**Dataset extract:**
/---
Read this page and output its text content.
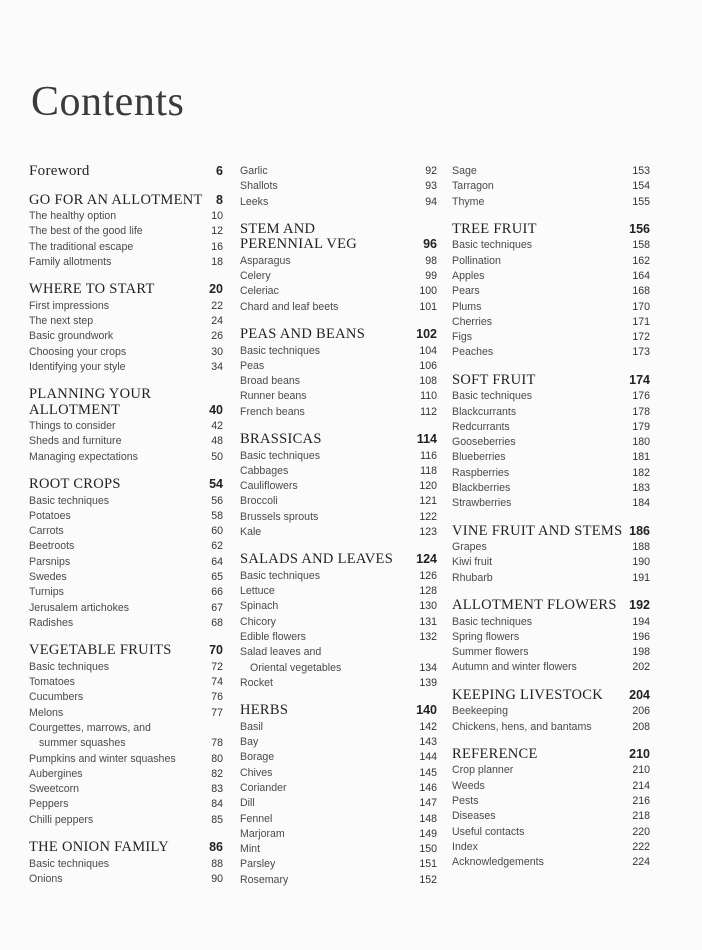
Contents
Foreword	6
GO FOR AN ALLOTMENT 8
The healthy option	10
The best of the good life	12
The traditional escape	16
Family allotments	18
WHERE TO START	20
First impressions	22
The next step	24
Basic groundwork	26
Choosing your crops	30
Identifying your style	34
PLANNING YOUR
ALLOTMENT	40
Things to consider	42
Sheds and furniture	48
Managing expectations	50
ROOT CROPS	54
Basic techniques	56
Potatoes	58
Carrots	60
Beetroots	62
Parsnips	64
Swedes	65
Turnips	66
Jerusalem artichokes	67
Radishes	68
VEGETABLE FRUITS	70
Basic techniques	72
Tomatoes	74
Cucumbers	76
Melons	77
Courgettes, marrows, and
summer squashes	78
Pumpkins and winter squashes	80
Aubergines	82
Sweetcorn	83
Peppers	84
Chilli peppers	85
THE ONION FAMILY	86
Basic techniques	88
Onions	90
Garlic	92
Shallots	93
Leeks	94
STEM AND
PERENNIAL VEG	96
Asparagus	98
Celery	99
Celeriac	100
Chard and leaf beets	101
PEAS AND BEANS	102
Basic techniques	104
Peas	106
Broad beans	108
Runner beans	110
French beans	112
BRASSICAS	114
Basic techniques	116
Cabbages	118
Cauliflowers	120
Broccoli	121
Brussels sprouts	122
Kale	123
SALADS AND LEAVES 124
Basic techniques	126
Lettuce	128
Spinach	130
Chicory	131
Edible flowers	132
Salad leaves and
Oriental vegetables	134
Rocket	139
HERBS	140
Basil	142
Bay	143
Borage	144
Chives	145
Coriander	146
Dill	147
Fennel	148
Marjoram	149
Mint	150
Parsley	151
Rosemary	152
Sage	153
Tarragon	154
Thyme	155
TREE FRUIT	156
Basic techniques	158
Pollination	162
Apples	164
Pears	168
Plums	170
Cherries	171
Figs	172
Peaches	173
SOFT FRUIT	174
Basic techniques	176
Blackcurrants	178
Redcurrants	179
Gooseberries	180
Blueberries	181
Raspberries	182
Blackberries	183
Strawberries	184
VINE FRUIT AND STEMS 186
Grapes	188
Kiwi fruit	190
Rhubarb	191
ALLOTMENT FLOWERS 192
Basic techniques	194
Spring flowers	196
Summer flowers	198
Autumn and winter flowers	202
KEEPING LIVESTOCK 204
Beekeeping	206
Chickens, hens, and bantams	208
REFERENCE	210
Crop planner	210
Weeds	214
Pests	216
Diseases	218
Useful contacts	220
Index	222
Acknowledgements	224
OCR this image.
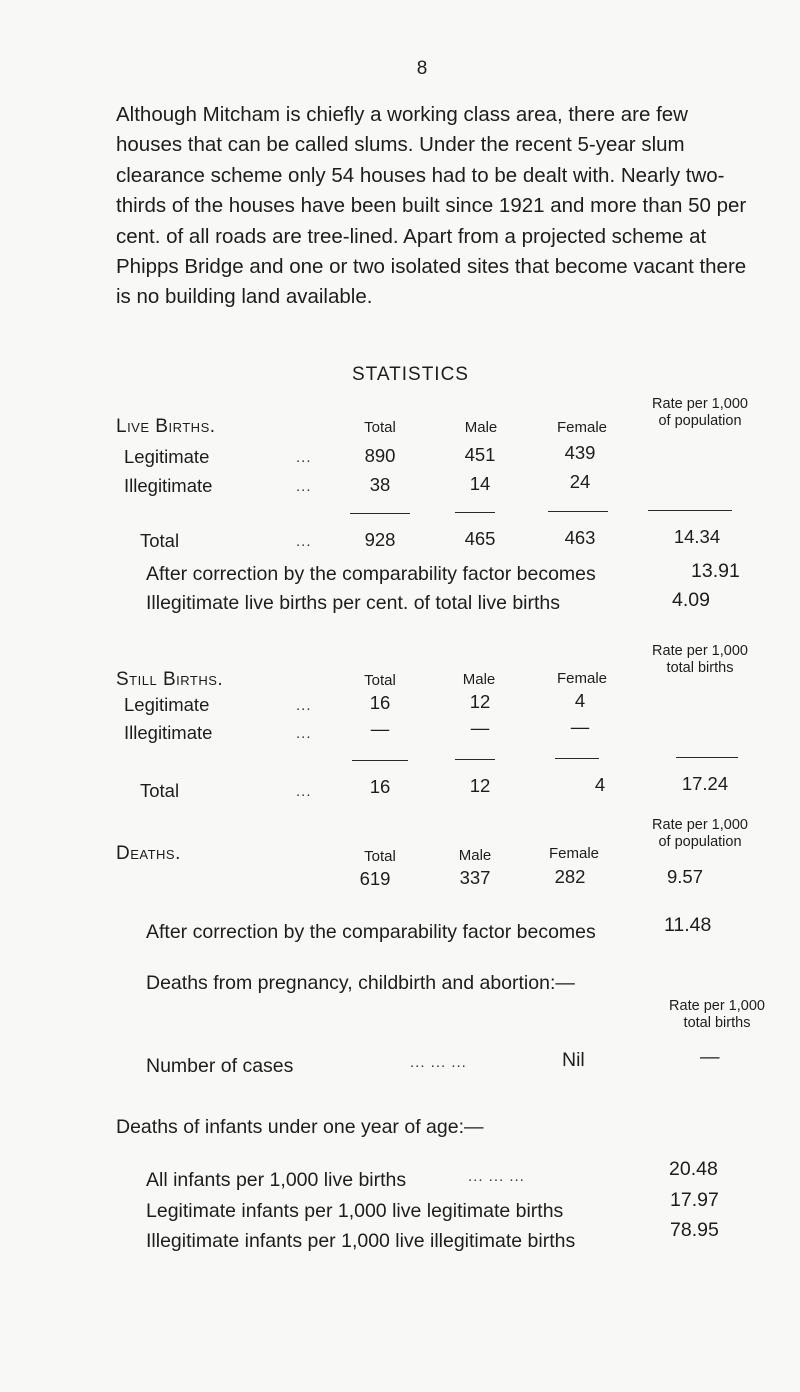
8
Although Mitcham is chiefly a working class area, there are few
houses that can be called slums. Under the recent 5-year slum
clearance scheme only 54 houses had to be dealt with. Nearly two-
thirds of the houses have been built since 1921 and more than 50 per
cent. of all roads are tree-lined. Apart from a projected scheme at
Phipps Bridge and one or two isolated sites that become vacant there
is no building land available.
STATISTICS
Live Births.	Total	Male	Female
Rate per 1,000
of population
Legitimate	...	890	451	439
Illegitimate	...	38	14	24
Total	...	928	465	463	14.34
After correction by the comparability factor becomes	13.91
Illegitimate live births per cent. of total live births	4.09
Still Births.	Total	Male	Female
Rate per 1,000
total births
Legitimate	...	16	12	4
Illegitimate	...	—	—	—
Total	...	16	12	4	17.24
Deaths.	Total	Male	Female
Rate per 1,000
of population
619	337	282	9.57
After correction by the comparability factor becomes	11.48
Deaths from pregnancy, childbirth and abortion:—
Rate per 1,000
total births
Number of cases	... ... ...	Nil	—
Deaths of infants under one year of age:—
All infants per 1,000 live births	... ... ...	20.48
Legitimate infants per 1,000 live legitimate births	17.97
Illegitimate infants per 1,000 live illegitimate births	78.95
\---
/---
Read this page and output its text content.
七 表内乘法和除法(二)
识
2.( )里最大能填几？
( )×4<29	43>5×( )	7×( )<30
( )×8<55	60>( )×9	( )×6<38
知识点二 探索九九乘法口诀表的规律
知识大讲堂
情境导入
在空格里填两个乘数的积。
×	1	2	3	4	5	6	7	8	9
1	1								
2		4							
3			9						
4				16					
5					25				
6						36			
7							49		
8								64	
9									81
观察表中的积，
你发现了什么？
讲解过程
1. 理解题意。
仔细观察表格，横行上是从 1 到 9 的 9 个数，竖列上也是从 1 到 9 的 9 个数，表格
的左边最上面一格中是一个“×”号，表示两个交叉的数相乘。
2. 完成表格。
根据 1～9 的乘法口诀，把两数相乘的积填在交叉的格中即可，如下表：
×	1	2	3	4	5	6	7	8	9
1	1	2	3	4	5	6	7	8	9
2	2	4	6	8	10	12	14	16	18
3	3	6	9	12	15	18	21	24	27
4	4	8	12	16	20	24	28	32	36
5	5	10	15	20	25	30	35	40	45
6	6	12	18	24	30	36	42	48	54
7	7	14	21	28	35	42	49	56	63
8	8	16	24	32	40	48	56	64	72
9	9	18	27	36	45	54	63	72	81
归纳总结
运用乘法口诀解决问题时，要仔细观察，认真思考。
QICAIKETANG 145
\---
**Brief:**
Return every line of the preceding records in which the word "scheme" appears.

**Final result:**
clearance scheme only 54 houses had to be dealt with. Nearly two-
cent. of all roads are tree-lined. Apart from a projected scheme at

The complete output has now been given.